→ Work to do
Reproduce every line of the records below word for word, leaving out the pictures.

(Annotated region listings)
========

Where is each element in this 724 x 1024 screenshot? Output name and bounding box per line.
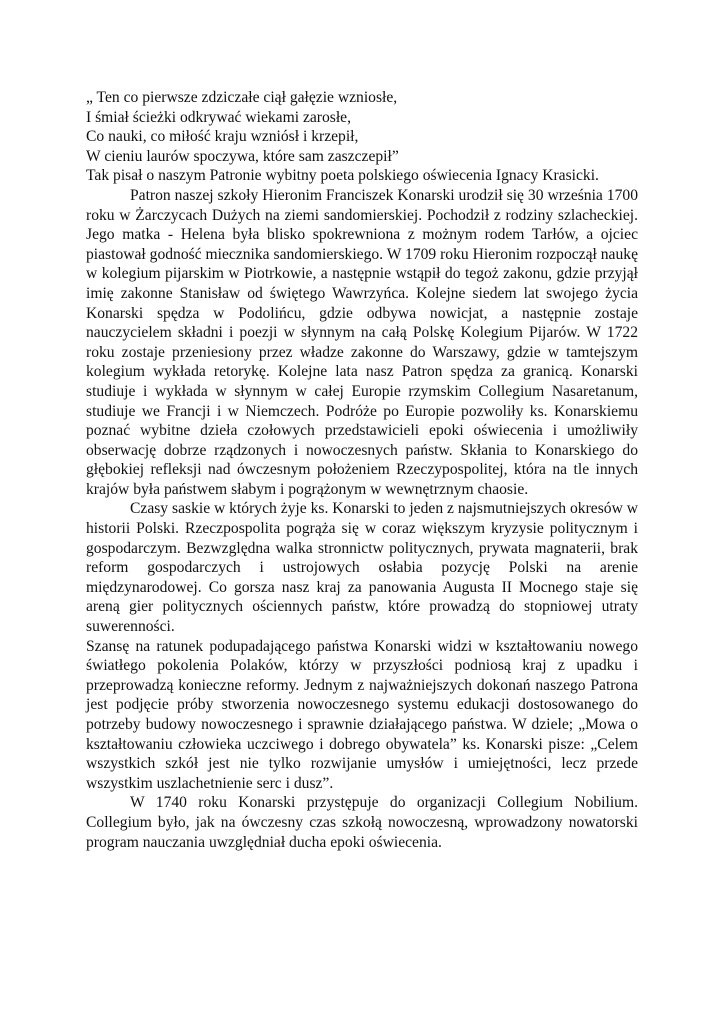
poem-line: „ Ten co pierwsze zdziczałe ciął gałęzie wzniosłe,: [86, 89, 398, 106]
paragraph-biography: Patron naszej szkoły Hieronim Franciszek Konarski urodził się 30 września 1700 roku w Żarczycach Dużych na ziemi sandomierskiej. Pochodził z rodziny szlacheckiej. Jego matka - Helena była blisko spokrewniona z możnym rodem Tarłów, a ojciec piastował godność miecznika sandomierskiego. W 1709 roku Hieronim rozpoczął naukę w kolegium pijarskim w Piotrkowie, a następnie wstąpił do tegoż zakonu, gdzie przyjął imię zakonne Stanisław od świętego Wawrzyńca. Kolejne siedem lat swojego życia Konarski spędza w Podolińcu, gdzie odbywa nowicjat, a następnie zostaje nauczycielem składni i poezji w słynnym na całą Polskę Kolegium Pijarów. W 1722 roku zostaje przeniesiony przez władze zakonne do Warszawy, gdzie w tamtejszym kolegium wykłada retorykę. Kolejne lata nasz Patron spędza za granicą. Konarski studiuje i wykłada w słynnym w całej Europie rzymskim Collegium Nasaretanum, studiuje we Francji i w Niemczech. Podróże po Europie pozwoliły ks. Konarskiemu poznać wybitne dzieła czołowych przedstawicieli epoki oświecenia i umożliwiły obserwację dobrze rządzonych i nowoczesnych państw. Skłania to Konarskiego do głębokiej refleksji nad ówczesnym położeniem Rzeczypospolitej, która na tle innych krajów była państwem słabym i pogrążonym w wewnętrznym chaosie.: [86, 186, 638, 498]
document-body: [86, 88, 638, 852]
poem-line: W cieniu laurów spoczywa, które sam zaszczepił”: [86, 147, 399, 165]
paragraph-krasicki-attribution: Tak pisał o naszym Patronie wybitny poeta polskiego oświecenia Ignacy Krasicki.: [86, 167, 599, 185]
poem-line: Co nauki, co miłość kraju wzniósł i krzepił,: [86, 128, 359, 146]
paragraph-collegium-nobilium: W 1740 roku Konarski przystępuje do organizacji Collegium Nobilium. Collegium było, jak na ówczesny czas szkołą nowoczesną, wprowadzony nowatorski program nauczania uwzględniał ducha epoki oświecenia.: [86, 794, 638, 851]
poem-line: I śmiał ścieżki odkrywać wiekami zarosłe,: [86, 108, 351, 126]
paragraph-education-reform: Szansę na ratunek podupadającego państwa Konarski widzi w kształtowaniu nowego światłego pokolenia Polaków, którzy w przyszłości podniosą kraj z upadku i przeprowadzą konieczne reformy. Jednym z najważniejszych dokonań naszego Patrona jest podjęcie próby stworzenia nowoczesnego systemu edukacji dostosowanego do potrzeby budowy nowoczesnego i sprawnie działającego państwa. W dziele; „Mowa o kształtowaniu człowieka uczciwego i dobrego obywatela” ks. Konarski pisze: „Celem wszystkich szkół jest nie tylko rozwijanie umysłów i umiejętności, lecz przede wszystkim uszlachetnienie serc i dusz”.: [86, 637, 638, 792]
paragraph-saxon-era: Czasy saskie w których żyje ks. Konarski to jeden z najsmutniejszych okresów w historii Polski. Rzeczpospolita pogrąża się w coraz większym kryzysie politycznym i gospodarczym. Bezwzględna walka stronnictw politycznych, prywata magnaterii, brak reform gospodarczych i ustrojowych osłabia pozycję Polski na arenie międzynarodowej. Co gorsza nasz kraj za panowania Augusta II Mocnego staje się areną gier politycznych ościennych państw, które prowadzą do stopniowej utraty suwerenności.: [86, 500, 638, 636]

========

→ Task solution
Where is each element in this 724 x 1024 screenshot? Output name and bounding box per line.
poem-line: „ Ten co pierwsze zdziczałe ciął gałęzie wzniosłe,: [86, 89, 398, 106]
paragraph-biography: Patron naszej szkoły Hieronim Franciszek Konarski urodził się 30 września 1700 roku w Żarczycach Dużych na ziemi sandomierskiej. Pochodził z rodziny szlacheckiej. Jego matka - Helena była blisko spokrewniona z możnym rodem Tarłów, a ojciec piastował godność miecznika sandomierskiego. W 1709 roku Hieronim rozpoczął naukę w kolegium pijarskim w Piotrkowie, a następnie wstąpił do tegoż zakonu, gdzie przyjął imię zakonne Stanisław od świętego Wawrzyńca. Kolejne siedem lat swojego życia Konarski spędza w Podolińcu, gdzie odbywa nowicjat, a następnie zostaje nauczycielem składni i poezji w słynnym na całą Polskę Kolegium Pijarów. W 1722 roku zostaje przeniesiony przez władze zakonne do Warszawy, gdzie w tamtejszym kolegium wykłada retorykę. Kolejne lata nasz Patron spędza za granicą. Konarski studiuje i wykłada w słynnym w całej Europie rzymskim Collegium Nasaretanum, studiuje we Francji i w Niemczech. Podróże po Europie pozwoliły ks. Konarskiemu poznać wybitne dzieła czołowych przedstawicieli epoki oświecenia i umożliwiły obserwację dobrze rządzonych i nowoczesnych państw. Skłania to Konarskiego do głębokiej refleksji nad ówczesnym położeniem Rzeczypospolitej, która na tle innych krajów była państwem słabym i pogrążonym w wewnętrznym chaosie.: [86, 186, 638, 498]
document-body: [86, 88, 638, 852]
poem-line: W cieniu laurów spoczywa, które sam zaszczepił”: [86, 147, 399, 165]
paragraph-krasicki-attribution: Tak pisał o naszym Patronie wybitny poeta polskiego oświecenia Ignacy Krasicki.: [86, 167, 599, 185]
poem-line: Co nauki, co miłość kraju wzniósł i krzepił,: [86, 128, 359, 146]
paragraph-collegium-nobilium: W 1740 roku Konarski przystępuje do organizacji Collegium Nobilium. Collegium było, jak na ówczesny czas szkołą nowoczesną, wprowadzony nowatorski program nauczania uwzględniał ducha epoki oświecenia.: [86, 794, 638, 851]
poem-line: I śmiał ścieżki odkrywać wiekami zarosłe,: [86, 108, 351, 126]
paragraph-education-reform: Szansę na ratunek podupadającego państwa Konarski widzi w kształtowaniu nowego światłego pokolenia Polaków, którzy w przyszłości podniosą kraj z upadku i przeprowadzą konieczne reformy. Jednym z najważniejszych dokonań naszego Patrona jest podjęcie próby stworzenia nowoczesnego systemu edukacji dostosowanego do potrzeby budowy nowoczesnego i sprawnie działającego państwa. W dziele; „Mowa o kształtowaniu człowieka uczciwego i dobrego obywatela” ks. Konarski pisze: „Celem wszystkich szkół jest nie tylko rozwijanie umysłów i umiejętności, lecz przede wszystkim uszlachetnienie serc i dusz”.: [86, 637, 638, 792]
paragraph-saxon-era: Czasy saskie w których żyje ks. Konarski to jeden z najsmutniejszych okresów w historii Polski. Rzeczpospolita pogrąża się w coraz większym kryzysie politycznym i gospodarczym. Bezwzględna walka stronnictw politycznych, prywata magnaterii, brak reform gospodarczych i ustrojowych osłabia pozycję Polski na arenie międzynarodowej. Co gorsza nasz kraj za panowania Augusta II Mocnego staje się areną gier politycznych ościennych państw, które prowadzą do stopniowej utraty suwerenności.: [86, 500, 638, 636]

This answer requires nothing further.